§ **Do this**:
Scan the data below for the string "under". Show every line where it turns up.

----------------

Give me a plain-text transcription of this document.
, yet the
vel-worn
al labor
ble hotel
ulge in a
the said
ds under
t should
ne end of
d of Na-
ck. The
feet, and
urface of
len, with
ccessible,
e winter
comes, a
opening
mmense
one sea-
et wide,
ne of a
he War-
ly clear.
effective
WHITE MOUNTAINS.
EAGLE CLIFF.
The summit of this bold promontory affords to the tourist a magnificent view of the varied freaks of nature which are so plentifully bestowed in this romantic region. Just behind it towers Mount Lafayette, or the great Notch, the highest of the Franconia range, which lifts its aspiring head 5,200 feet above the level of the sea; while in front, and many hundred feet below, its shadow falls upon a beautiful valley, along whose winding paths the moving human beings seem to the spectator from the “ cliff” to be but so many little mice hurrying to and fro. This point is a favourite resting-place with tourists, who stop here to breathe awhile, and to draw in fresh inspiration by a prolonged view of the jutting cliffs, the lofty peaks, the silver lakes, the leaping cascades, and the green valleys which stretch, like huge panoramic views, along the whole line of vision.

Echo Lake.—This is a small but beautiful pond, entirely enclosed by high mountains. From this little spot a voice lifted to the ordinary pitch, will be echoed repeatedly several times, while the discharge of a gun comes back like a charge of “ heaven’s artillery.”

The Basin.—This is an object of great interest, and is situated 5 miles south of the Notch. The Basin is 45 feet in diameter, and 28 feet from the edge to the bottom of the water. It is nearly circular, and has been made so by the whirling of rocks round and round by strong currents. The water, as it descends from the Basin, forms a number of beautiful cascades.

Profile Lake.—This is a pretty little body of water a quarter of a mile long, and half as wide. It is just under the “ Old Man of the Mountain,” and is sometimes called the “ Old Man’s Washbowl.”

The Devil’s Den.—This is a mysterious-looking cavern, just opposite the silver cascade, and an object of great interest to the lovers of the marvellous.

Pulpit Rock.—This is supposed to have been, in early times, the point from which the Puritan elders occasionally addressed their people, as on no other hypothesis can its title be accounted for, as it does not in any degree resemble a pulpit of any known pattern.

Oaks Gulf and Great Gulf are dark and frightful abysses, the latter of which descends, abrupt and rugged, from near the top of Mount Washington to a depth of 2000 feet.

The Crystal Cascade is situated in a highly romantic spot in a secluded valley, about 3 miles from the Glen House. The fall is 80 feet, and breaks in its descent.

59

----------------

§ **Solution for this task**:
ds under
Profile Lake.—This is a pretty little body of water a quarter of a mile long, and half as wide. It is just under the “ Old Man of the Mountain,” and is sometimes called the “ Old Man’s Washbowl.”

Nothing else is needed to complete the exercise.